• **REQUIRED WORK**: Check every line of the material below for the string "timecode", and return the ones that have it.
-.-.-
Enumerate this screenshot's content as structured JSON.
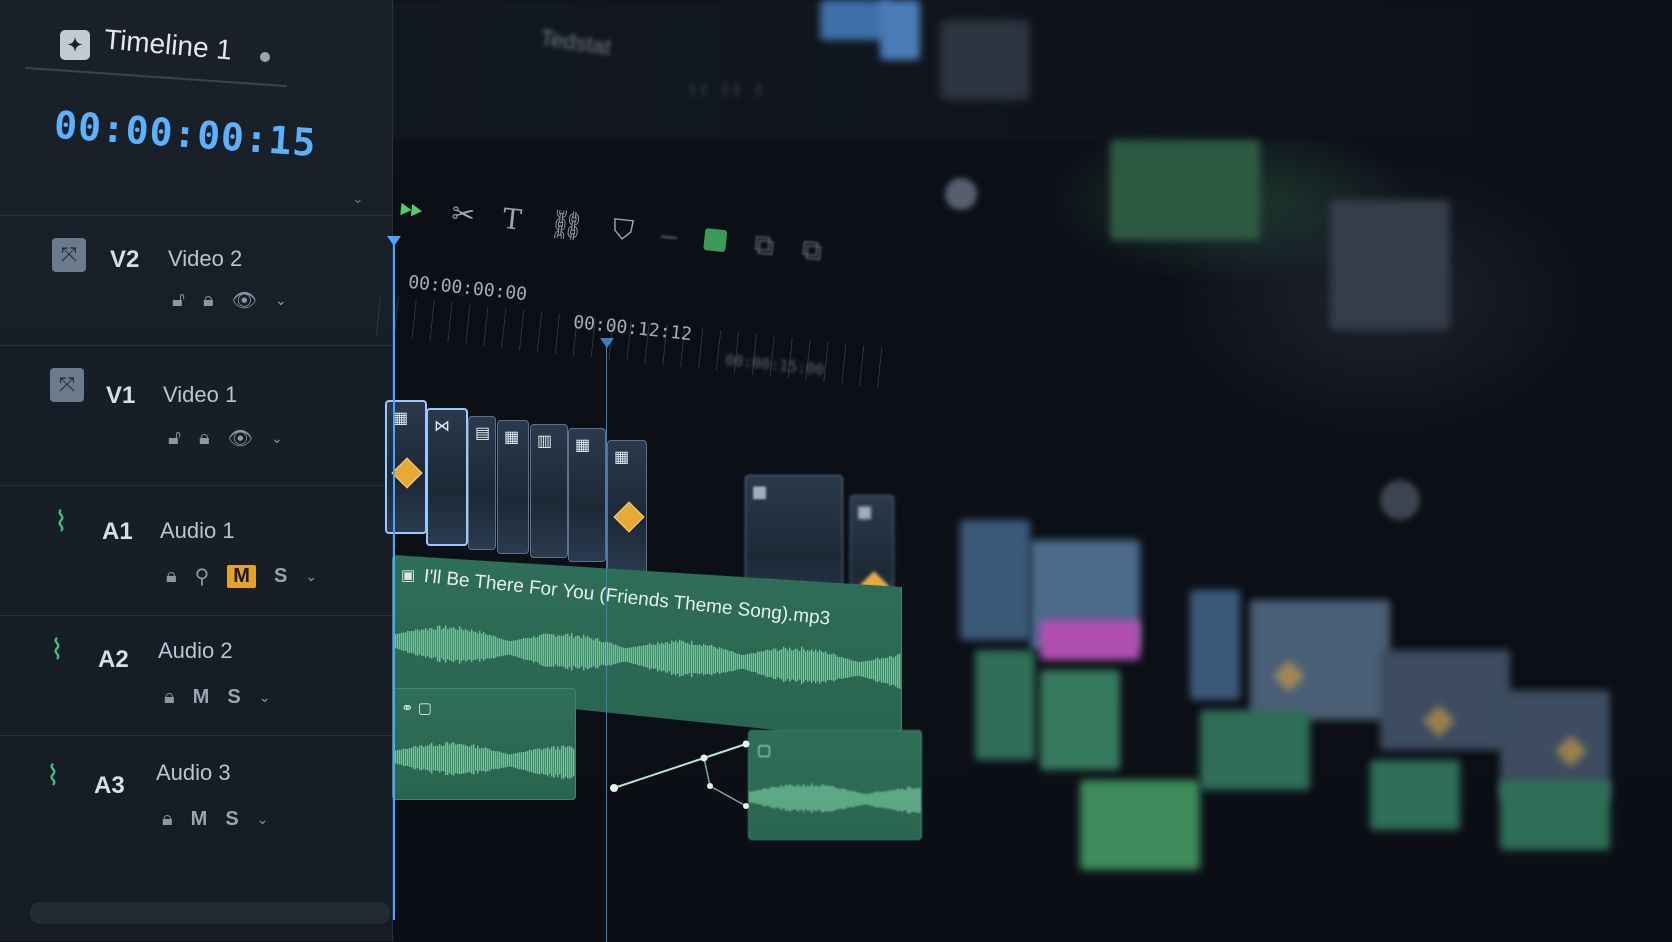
{
  "app": {
    "timeline_title": "Timeline 1",
    "timecode": "00:00:00:15"
  },
  "background": {
    "blurred_tab_label": "Tedstat",
    "blurred_tabs": "II II I"
  },
  "toolbar": {
    "play_icon": "play-icon",
    "tools": [
      "razor-icon",
      "text-icon",
      "link-icon",
      "marker-icon",
      "snap-icon",
      "ripple-icon",
      "select-icon"
    ]
  },
  "ruler": {
    "start_tc": "00:00:00:00",
    "playhead_tc": "00:00:12:12",
    "next_tc": "00:00:15:00"
  },
  "tracks": [
    {
      "code": "V2",
      "name": "Video 2",
      "type": "video"
    },
    {
      "code": "V1",
      "name": "Video 1",
      "type": "video"
    },
    {
      "code": "A1",
      "name": "Audio 1",
      "type": "audio",
      "mute_label": "M",
      "solo_label": "S",
      "muted": true
    },
    {
      "code": "A2",
      "name": "Audio 2",
      "type": "audio",
      "mute_label": "M",
      "solo_label": "S",
      "muted": false
    },
    {
      "code": "A3",
      "name": "Audio 3",
      "type": "audio",
      "mute_label": "M",
      "solo_label": "S",
      "muted": false
    }
  ],
  "clips": {
    "a1_label": "I'll Be There For You (Friends Theme Song).mp3"
  },
  "colors": {
    "timecode": "#5ab2ff",
    "playhead": "#4da3ff",
    "audio_clip": "#2f6e58",
    "keyframe": "#e8a935",
    "mute_active": "#e5a12c",
    "play_button": "#4fce6a"
  }
}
-.-.-
• **ANSWER TO THIS EXERCISE**:
    "timecode": "00:00:00:15"
    "timecode": "#5ab2ff",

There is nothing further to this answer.